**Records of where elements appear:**
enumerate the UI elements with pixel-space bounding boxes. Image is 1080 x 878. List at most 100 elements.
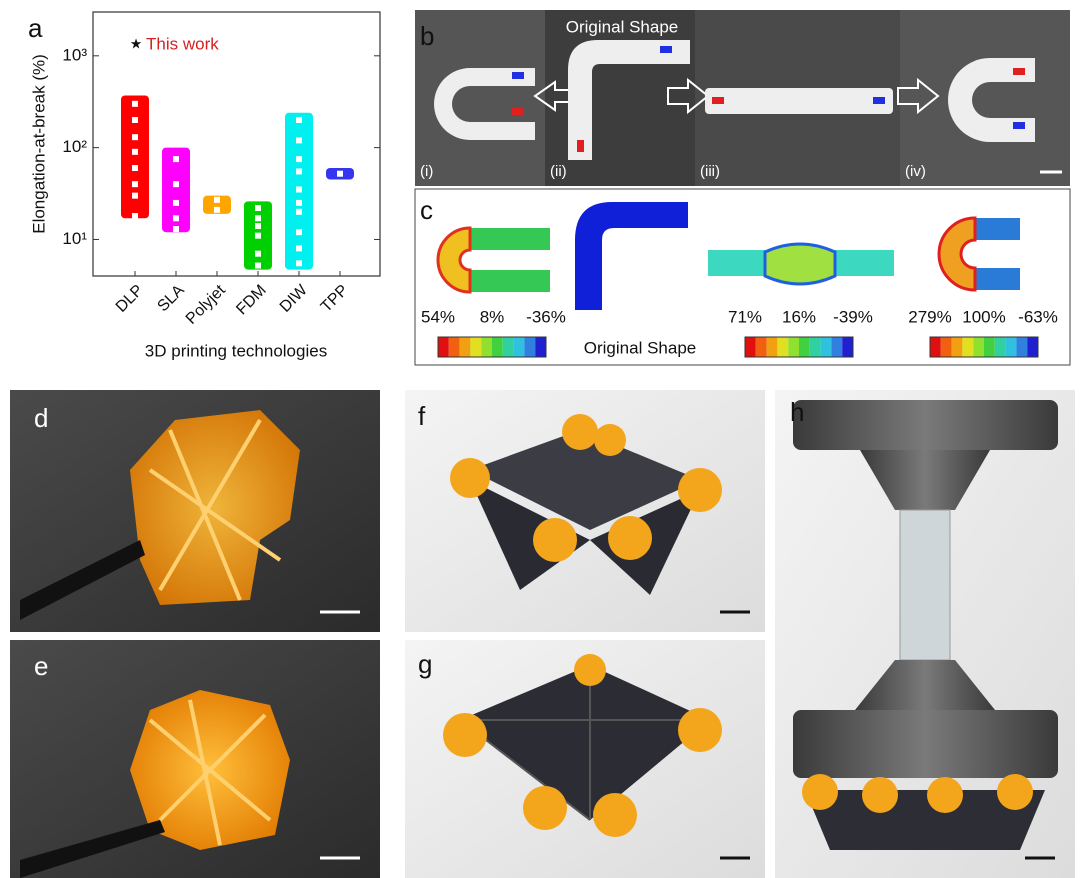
x-tick-label: SLA bbox=[154, 282, 188, 316]
fem-shape bbox=[575, 202, 688, 310]
colorbar-label: 8% bbox=[480, 307, 505, 326]
range-bar bbox=[162, 147, 190, 233]
pyramid bbox=[470, 430, 700, 530]
marker bbox=[512, 108, 524, 115]
sample-u bbox=[948, 58, 1035, 142]
point bbox=[255, 223, 261, 230]
sample-u bbox=[434, 68, 535, 140]
y-tick-label: 10¹ bbox=[62, 229, 87, 248]
pyramid bbox=[470, 480, 700, 595]
colorbar-cell bbox=[951, 337, 963, 357]
colorbar-label: 54% bbox=[421, 307, 455, 326]
photo-label: (ii) bbox=[550, 163, 567, 180]
colorbar-label: 279% bbox=[908, 307, 951, 326]
grip bbox=[860, 450, 990, 510]
colorbar-label: 100% bbox=[962, 307, 1005, 326]
colorbar-cell bbox=[524, 337, 536, 357]
point bbox=[173, 215, 179, 222]
marker bbox=[512, 72, 524, 79]
range-bar bbox=[203, 195, 231, 214]
sample-straight bbox=[705, 88, 893, 114]
colorbar-cell bbox=[984, 337, 995, 357]
photo bbox=[415, 10, 545, 186]
colorbar-cell bbox=[459, 337, 471, 357]
photo-label: (iii) bbox=[700, 163, 720, 180]
joints bbox=[450, 414, 722, 562]
colorbar-cell bbox=[994, 337, 1006, 357]
x-tick-label: DLP bbox=[113, 282, 147, 316]
point bbox=[296, 156, 302, 163]
arrow bbox=[897, 77, 940, 115]
point bbox=[296, 116, 302, 123]
joints bbox=[443, 654, 722, 837]
marker bbox=[873, 97, 885, 104]
photo-title: Original Shape bbox=[566, 17, 678, 36]
caption: Original Shape bbox=[584, 338, 696, 357]
marker bbox=[660, 46, 672, 53]
point bbox=[132, 213, 138, 220]
colorbar-cell bbox=[1027, 337, 1038, 357]
grip bbox=[855, 660, 995, 710]
x-axis-label: 3D printing technologies bbox=[145, 341, 327, 360]
fem-shape bbox=[763, 242, 837, 286]
y-tick-label: 10³ bbox=[62, 45, 87, 64]
colorbar-frame bbox=[744, 336, 854, 358]
colorbar-cell bbox=[799, 337, 810, 357]
panel-letter: a bbox=[28, 13, 43, 43]
colorbar-cell bbox=[766, 337, 778, 357]
joints bbox=[802, 774, 1033, 813]
panel-e: e bbox=[10, 640, 380, 878]
colorbar-cell bbox=[820, 337, 832, 357]
plot-frame bbox=[92, 11, 381, 277]
colorbar-label: -63% bbox=[1018, 307, 1058, 326]
point bbox=[214, 206, 220, 213]
point bbox=[337, 170, 343, 177]
plate bbox=[793, 710, 1058, 778]
point bbox=[132, 116, 138, 123]
tweezers bbox=[20, 540, 145, 620]
colorbar-cell bbox=[940, 337, 952, 357]
fem-shape bbox=[937, 216, 977, 292]
colorbar-label: -36% bbox=[526, 307, 566, 326]
panel-letter: d bbox=[34, 403, 48, 433]
colorbar-cell bbox=[513, 337, 525, 357]
point bbox=[214, 196, 220, 203]
marker bbox=[1013, 68, 1025, 75]
colorbar-cell bbox=[831, 337, 843, 357]
annotation: This work bbox=[146, 34, 219, 53]
point bbox=[132, 192, 138, 199]
colorbar-frame bbox=[437, 336, 547, 358]
point bbox=[296, 168, 302, 175]
colorbar-cell bbox=[492, 337, 503, 357]
photo bbox=[900, 10, 1070, 186]
panel-letter: b bbox=[420, 21, 434, 51]
range-bar bbox=[121, 95, 149, 219]
x-tick-label: DIW bbox=[277, 281, 312, 316]
point bbox=[132, 148, 138, 155]
colorbar-label: -39% bbox=[833, 307, 873, 326]
colorbar-cell bbox=[535, 337, 546, 357]
lattice-object bbox=[130, 410, 300, 605]
x-tick-label: Polyjet bbox=[183, 281, 229, 327]
panel-letter: h bbox=[790, 397, 804, 427]
annotation-marker: ★ bbox=[130, 36, 143, 52]
arrow bbox=[667, 77, 710, 115]
point bbox=[296, 186, 302, 193]
point bbox=[296, 260, 302, 267]
point bbox=[255, 262, 261, 269]
colorbar-frame bbox=[929, 336, 1039, 358]
marker bbox=[712, 97, 724, 104]
point bbox=[255, 215, 261, 222]
colorbar-cell bbox=[1005, 337, 1017, 357]
point bbox=[132, 134, 138, 141]
colorbar-cell bbox=[842, 337, 853, 357]
colorbar-cell bbox=[448, 337, 460, 357]
specimen bbox=[899, 509, 951, 661]
colorbar-label: 16% bbox=[782, 307, 816, 326]
colorbar-cell bbox=[470, 337, 482, 357]
colorbar-cell bbox=[930, 337, 941, 357]
y-tick-label: 10² bbox=[62, 137, 87, 156]
photo-label: (iv) bbox=[905, 163, 926, 180]
panel-letter: g bbox=[418, 649, 432, 679]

**GOAL OF THE EXERCISE:** Pull out the lines of the items above, copying them word for word, starting at the line that contains "x-tick-label: SLA bbox=[154, 282, 188, 316]" and ending after the line that contains "plate bbox=[793, 710, 1058, 778]".

**WORKED ANSWER:**
x-tick-label: SLA bbox=[154, 282, 188, 316]
fem-shape bbox=[575, 202, 688, 310]
colorbar-label: 8% bbox=[480, 307, 505, 326]
range-bar bbox=[162, 147, 190, 233]
pyramid bbox=[470, 430, 700, 530]
marker bbox=[512, 108, 524, 115]
sample-u bbox=[948, 58, 1035, 142]
point bbox=[255, 223, 261, 230]
sample-u bbox=[434, 68, 535, 140]
y-tick-label: 10¹ bbox=[62, 229, 87, 248]
pyramid bbox=[470, 480, 700, 595]
colorbar-cell bbox=[951, 337, 963, 357]
colorbar-label: 54% bbox=[421, 307, 455, 326]
photo-label: (ii) bbox=[550, 163, 567, 180]
colorbar-label: 279% bbox=[908, 307, 951, 326]
grip bbox=[860, 450, 990, 510]
colorbar-label: 100% bbox=[962, 307, 1005, 326]
colorbar-cell bbox=[524, 337, 536, 357]
point bbox=[173, 215, 179, 222]
marker bbox=[512, 72, 524, 79]
range-bar bbox=[203, 195, 231, 214]
sample-straight bbox=[705, 88, 893, 114]
colorbar-cell bbox=[984, 337, 995, 357]
photo bbox=[415, 10, 545, 186]
colorbar-cell bbox=[459, 337, 471, 357]
photo-label: (iii) bbox=[700, 163, 720, 180]
joints bbox=[450, 414, 722, 562]
colorbar-cell bbox=[994, 337, 1006, 357]
x-tick-label: DLP bbox=[113, 282, 147, 316]
point bbox=[296, 156, 302, 163]
arrow bbox=[897, 77, 940, 115]
point bbox=[296, 116, 302, 123]
joints bbox=[443, 654, 722, 837]
marker bbox=[873, 97, 885, 104]
photo-title: Original Shape bbox=[566, 17, 678, 36]
caption: Original Shape bbox=[584, 338, 696, 357]
marker bbox=[660, 46, 672, 53]
point bbox=[132, 213, 138, 220]
colorbar-cell bbox=[1027, 337, 1038, 357]
grip bbox=[855, 660, 995, 710]
x-axis-label: 3D printing technologies bbox=[145, 341, 327, 360]
fem-shape bbox=[763, 242, 837, 286]
y-tick-label: 10³ bbox=[62, 45, 87, 64]
colorbar-frame bbox=[744, 336, 854, 358]
colorbar-cell bbox=[799, 337, 810, 357]
panel-letter: a bbox=[28, 13, 43, 43]
colorbar-cell bbox=[766, 337, 778, 357]
joints bbox=[802, 774, 1033, 813]
panel-e: e bbox=[10, 640, 380, 878]
colorbar-cell bbox=[820, 337, 832, 357]
plot-frame bbox=[92, 11, 381, 277]
colorbar-label: -63% bbox=[1018, 307, 1058, 326]
point bbox=[214, 206, 220, 213]
point bbox=[337, 170, 343, 177]
plate bbox=[793, 710, 1058, 778]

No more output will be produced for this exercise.